Task objective — Reply with one number: how many lines contain the word "میلگرد".

-- start Stored data --

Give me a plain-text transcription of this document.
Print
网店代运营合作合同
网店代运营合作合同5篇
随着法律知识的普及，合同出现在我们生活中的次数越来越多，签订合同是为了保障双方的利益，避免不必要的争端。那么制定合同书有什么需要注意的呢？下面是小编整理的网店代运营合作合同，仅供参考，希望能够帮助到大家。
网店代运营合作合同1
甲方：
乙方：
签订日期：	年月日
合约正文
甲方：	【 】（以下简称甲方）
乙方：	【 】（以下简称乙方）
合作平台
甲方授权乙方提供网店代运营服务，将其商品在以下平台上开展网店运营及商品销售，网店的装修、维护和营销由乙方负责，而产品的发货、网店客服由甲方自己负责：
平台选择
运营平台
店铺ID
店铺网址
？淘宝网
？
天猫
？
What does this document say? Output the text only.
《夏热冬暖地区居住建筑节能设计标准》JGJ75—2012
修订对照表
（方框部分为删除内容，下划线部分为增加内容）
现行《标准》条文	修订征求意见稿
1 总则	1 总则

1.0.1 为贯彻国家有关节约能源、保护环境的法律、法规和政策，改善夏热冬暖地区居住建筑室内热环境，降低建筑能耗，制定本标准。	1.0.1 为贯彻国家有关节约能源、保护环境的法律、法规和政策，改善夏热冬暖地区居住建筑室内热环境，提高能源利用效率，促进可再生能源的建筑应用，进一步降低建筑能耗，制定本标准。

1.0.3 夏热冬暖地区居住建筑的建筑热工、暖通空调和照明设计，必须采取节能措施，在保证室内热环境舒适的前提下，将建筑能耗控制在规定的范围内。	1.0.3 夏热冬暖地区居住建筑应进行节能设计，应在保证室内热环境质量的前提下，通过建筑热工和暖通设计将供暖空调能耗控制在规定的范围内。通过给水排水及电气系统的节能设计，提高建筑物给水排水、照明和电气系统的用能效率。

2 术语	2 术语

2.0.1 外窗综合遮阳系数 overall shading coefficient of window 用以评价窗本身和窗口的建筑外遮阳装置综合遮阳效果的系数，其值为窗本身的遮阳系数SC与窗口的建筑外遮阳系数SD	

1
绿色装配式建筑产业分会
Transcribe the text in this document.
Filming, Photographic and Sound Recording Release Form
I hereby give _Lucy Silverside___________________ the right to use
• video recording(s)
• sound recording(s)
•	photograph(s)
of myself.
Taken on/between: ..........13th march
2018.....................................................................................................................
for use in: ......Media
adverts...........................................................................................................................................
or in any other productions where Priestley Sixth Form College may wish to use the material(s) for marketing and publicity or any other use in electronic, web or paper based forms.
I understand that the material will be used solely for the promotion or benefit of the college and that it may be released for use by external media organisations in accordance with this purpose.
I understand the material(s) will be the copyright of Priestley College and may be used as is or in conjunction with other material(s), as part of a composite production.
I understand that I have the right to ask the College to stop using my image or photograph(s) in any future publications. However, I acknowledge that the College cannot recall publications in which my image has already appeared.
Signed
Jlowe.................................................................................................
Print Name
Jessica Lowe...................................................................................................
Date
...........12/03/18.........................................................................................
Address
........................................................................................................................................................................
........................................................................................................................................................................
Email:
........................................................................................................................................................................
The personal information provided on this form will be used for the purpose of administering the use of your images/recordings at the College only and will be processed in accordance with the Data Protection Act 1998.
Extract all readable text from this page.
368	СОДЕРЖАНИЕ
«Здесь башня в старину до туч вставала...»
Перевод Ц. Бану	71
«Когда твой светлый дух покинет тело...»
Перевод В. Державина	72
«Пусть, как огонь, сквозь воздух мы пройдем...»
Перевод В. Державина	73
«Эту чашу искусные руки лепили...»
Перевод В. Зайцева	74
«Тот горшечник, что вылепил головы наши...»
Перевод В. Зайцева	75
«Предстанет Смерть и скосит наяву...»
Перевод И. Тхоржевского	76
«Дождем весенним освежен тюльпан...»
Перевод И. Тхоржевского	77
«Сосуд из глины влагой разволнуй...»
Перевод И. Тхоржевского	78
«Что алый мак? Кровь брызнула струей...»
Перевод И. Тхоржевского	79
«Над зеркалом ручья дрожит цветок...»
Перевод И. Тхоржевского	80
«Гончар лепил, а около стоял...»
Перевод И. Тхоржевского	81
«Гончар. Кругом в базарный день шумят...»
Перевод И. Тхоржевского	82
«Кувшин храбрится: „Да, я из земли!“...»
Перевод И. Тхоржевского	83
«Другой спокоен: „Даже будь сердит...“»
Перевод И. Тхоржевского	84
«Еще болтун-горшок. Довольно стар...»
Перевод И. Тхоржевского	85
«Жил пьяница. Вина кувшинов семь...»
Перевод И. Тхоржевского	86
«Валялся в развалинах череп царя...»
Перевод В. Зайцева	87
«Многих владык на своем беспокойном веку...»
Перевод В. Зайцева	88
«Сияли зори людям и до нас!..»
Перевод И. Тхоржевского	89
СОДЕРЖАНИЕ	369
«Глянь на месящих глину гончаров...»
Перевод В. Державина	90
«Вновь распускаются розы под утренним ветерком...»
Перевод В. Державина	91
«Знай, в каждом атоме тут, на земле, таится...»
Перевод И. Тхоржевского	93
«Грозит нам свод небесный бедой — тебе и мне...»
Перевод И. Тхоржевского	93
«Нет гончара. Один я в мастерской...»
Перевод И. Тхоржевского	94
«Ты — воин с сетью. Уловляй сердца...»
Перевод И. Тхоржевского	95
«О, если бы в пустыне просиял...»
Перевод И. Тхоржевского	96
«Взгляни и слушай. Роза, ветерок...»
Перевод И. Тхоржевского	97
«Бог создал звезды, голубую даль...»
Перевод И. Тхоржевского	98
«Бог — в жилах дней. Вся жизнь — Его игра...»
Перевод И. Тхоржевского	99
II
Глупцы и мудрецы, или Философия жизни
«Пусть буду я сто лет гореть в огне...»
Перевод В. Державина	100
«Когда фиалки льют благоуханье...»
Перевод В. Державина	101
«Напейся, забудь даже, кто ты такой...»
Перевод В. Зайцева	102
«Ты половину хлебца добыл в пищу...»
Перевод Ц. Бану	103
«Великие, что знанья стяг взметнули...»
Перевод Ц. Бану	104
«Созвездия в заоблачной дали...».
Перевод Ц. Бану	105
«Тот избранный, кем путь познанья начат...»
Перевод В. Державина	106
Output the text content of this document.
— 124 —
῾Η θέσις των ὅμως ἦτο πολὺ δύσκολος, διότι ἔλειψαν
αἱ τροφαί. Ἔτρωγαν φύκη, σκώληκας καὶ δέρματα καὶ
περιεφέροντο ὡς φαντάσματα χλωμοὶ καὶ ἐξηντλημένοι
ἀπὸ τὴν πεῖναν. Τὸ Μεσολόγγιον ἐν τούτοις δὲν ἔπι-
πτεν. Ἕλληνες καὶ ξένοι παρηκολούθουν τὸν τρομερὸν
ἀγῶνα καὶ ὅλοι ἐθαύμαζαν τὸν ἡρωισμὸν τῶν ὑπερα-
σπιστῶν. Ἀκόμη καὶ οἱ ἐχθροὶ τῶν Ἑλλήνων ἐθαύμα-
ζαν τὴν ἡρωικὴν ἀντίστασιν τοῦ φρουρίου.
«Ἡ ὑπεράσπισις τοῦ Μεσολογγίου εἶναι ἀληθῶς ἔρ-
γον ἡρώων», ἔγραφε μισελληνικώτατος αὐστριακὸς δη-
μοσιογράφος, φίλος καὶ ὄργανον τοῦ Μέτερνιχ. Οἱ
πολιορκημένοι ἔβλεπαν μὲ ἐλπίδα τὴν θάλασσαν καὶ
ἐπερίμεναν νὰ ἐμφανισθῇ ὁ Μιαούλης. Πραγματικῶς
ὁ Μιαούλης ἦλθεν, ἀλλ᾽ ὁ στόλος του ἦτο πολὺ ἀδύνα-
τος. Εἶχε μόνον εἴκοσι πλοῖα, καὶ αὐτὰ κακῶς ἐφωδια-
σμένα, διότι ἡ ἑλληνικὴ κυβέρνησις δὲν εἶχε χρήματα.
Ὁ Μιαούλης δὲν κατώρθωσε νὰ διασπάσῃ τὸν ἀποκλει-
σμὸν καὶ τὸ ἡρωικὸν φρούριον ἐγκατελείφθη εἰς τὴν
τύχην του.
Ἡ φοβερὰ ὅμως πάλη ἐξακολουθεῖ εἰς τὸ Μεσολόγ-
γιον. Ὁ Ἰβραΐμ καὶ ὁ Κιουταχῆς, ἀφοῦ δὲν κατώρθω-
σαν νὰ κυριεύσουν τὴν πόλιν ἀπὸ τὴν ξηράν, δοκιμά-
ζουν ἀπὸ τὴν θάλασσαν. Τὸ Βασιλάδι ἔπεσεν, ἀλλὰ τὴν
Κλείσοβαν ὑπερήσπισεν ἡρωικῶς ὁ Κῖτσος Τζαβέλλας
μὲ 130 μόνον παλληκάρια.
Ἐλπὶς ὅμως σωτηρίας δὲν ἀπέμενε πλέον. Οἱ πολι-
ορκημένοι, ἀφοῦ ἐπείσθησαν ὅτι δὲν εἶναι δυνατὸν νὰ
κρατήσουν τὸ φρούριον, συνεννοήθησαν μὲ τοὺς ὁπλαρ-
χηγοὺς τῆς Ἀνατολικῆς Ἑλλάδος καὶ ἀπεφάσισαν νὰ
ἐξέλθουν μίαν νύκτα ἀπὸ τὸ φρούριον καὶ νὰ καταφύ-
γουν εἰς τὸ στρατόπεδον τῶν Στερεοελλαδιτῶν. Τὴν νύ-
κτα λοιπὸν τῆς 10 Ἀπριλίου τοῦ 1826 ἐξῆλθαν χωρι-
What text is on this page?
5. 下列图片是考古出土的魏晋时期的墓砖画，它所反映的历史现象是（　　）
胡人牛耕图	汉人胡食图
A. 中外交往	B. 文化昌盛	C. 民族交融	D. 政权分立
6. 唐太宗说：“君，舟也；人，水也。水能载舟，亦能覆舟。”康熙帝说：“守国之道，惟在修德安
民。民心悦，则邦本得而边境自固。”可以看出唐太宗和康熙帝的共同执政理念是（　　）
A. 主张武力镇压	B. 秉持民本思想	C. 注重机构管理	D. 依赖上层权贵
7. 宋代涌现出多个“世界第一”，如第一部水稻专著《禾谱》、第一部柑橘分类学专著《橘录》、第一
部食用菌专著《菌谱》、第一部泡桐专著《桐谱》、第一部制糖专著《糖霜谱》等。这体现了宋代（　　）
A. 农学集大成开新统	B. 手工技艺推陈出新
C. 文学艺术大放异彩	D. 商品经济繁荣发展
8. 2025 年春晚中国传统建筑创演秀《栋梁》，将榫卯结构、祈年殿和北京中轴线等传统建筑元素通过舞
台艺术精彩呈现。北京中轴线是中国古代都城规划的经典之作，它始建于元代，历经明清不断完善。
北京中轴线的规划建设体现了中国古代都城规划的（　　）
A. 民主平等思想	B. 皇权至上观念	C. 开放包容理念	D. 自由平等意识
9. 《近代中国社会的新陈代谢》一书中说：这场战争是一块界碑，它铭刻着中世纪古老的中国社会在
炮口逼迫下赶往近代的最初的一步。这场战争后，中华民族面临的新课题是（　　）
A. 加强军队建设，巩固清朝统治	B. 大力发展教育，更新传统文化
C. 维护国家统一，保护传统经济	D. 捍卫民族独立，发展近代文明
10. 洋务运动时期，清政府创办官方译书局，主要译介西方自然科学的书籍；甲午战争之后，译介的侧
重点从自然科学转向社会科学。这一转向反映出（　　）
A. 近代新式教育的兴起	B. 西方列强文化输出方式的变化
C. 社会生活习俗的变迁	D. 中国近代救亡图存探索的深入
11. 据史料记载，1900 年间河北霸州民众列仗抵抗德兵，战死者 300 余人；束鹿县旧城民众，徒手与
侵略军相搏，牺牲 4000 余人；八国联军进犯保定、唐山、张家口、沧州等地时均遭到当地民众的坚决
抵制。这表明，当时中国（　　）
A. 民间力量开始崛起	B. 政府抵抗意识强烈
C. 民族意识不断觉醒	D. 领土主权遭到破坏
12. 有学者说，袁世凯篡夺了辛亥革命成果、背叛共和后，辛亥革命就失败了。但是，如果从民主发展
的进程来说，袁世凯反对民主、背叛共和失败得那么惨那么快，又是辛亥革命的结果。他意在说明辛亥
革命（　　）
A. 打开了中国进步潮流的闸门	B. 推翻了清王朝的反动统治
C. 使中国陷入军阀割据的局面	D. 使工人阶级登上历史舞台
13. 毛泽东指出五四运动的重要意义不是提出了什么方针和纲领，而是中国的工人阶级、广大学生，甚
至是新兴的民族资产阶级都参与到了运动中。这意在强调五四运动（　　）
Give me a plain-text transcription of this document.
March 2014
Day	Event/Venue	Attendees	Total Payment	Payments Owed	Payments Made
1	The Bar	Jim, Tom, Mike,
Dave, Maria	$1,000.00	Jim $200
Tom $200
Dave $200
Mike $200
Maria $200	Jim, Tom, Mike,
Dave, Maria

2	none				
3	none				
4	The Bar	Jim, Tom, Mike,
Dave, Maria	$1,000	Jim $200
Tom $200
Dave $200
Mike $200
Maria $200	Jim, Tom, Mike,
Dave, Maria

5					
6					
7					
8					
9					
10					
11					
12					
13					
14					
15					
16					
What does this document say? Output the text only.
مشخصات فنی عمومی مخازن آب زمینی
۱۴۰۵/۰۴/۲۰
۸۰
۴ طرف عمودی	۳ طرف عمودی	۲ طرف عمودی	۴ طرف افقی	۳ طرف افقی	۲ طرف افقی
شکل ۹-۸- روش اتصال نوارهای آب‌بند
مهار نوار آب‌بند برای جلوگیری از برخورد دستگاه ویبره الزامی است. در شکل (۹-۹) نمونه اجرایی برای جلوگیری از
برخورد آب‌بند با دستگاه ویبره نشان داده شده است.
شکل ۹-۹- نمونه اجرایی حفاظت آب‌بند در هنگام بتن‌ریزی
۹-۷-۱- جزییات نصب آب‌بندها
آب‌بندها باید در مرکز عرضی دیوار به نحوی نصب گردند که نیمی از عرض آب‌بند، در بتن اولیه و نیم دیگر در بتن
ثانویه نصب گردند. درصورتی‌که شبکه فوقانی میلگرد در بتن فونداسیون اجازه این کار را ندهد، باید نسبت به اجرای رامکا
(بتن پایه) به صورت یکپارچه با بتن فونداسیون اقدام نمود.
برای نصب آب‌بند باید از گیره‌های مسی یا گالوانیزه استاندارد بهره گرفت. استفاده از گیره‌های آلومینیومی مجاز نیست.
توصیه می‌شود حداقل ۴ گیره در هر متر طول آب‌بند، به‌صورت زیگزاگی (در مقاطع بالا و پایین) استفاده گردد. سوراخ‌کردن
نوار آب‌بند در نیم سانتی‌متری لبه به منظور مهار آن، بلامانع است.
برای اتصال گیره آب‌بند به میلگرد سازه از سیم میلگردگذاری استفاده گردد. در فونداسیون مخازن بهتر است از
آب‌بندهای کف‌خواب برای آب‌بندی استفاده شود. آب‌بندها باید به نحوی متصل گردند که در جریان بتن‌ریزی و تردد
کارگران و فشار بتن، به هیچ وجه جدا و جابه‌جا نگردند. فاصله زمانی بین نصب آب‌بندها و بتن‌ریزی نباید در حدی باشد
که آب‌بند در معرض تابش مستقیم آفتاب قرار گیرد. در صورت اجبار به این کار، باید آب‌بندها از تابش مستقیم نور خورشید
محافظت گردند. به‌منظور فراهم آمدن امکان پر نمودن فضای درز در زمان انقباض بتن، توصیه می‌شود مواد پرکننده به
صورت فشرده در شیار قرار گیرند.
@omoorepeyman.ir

-- end Stored data --

Exercise solution — 2